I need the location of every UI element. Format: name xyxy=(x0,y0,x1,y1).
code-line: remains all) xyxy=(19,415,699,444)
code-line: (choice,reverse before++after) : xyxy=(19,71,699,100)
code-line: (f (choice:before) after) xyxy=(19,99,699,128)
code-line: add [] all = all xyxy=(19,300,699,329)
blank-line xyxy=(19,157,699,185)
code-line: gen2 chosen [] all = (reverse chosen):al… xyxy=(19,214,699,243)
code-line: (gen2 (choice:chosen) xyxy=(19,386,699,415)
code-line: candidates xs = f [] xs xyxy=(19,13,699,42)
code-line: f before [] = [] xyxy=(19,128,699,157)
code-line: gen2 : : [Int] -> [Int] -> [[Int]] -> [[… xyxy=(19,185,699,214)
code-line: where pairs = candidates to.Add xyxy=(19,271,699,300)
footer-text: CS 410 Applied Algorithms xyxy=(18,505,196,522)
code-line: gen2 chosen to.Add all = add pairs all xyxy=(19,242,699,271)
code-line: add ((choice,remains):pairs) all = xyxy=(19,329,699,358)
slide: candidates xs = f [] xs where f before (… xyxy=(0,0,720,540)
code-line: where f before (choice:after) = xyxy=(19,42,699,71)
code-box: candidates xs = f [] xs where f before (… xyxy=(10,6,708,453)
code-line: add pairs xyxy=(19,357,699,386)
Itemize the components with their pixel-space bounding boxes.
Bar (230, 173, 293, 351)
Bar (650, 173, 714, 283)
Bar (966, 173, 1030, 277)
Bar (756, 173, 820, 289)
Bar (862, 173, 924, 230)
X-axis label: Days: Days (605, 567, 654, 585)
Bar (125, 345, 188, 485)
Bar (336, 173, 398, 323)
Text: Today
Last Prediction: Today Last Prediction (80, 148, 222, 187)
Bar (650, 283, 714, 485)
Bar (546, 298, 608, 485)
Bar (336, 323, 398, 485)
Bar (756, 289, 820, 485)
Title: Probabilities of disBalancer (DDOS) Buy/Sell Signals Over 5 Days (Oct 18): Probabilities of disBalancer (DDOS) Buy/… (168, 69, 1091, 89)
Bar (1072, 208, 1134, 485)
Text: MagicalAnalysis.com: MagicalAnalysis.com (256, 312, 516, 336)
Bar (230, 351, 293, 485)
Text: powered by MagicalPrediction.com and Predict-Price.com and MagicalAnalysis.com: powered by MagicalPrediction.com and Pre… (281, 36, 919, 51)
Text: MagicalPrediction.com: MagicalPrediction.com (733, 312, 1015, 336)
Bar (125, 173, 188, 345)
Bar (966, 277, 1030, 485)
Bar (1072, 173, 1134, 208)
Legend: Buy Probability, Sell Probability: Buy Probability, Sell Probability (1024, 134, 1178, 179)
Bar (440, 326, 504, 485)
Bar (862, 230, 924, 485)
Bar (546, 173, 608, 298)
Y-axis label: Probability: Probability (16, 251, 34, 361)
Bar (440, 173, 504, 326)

####################

§ What you will do
Please put every line of the material above into a JSON list of strings, one string per line, leaving out any blank lines.

§ Exercise solution
[
  "I need the location of every UI element. Format: name xyxy=(x0,y0,x1,y1).",
  "code-line: remains all) xyxy=(19,415,699,444)",
  "code-line: (choice,reverse before++after) : xyxy=(19,71,699,100)",
  "code-line: (f (choice:before) after) xyxy=(19,99,699,128)",
  "code-line: add [] all = all xyxy=(19,300,699,329)",
  "blank-line xyxy=(19,157,699,185)",
  "code-line: gen2 chosen [] all = (reverse chosen):al… xyxy=(19,214,699,243)",
  "code-line: (gen2 (choice:chosen) xyxy=(19,386,699,415)",
  "code-line: candidates xs = f [] xs xyxy=(19,13,699,42)",
  "code-line: f before [] = [] xyxy=(19,128,699,157)",
  "code-line: gen2 : : [Int] -> [Int] -> [[Int]] -> [[… xyxy=(19,185,699,214)",
  "code-line: where pairs = candidates to.Add xyxy=(19,271,699,300)",
  "footer-text: CS 410 Applied Algorithms xyxy=(18,505,196,522)",
  "code-line: gen2 chosen to.Add all = add pairs all xyxy=(19,242,699,271)",
  "code-line: add ((choice,remains):pairs) all = xyxy=(19,329,699,358)",
  "slide: candidates xs = f [] xs where f before (… xyxy=(0,0,720,540)",
  "code-line: where f before (choice:after) = xyxy=(19,42,699,71)",
  "code-box: candidates xs = f [] xs where f before (… xyxy=(10,6,708,453)",
  "code-line: add pairs xyxy=(19,357,699,386)",
  "Itemize the components with their pixel-space bounding boxes.",
  "Bar (230, 173, 293, 351)",
  "Bar (650, 173, 714, 283)",
  "Bar (966, 173, 1030, 277)",
  "Bar (756, 173, 820, 289)",
  "Bar (862, 173, 924, 230)",
  "X-axis label: Days: Days (605, 567, 654, 585)",
  "Bar (125, 345, 188, 485)",
  "Bar (336, 173, 398, 323)",
  "Text: Today",
  "Last Prediction: Today Last Prediction (80, 148, 222, 187)",
  "Bar (650, 283, 714, 485)",
  "Bar (546, 298, 608, 485)",
  "Bar (336, 323, 398, 485)",
  "Bar (756, 289, 820, 485)",
  "Title: Probabilities of disBalancer (DDOS) Buy/Sell Signals Over 5 Days (Oct 18): Probabilities of disBalancer (DDOS) Buy/… (168, 69, 1091, 89)",
  "Bar (1072, 208, 1134, 485)",
  "Text: MagicalAnalysis.com: MagicalAnalysis.com (256, 312, 516, 336)",
  "Bar (230, 351, 293, 485)",
  "Text: powered by MagicalPrediction.com and Predict-Price.com and MagicalAnalysis.com: powered by MagicalPrediction.com and Pre… (281, 36, 919, 51)",
  "Text: MagicalPrediction.com: MagicalPrediction.com (733, 312, 1015, 336)",
  "Bar (125, 173, 188, 345)",
  "Bar (966, 277, 1030, 485)",
  "Bar (1072, 173, 1134, 208)",
  "Legend: Buy Probability, Sell Probability: Buy Probability, Sell Probability (1024, 134, 1178, 179)",
  "Bar (440, 326, 504, 485)",
  "Bar (862, 230, 924, 485)",
  "Bar (546, 173, 608, 298)",
  "Y-axis label: Probability: Probability (16, 251, 34, 361)",
  "Bar (440, 173, 504, 326)"
]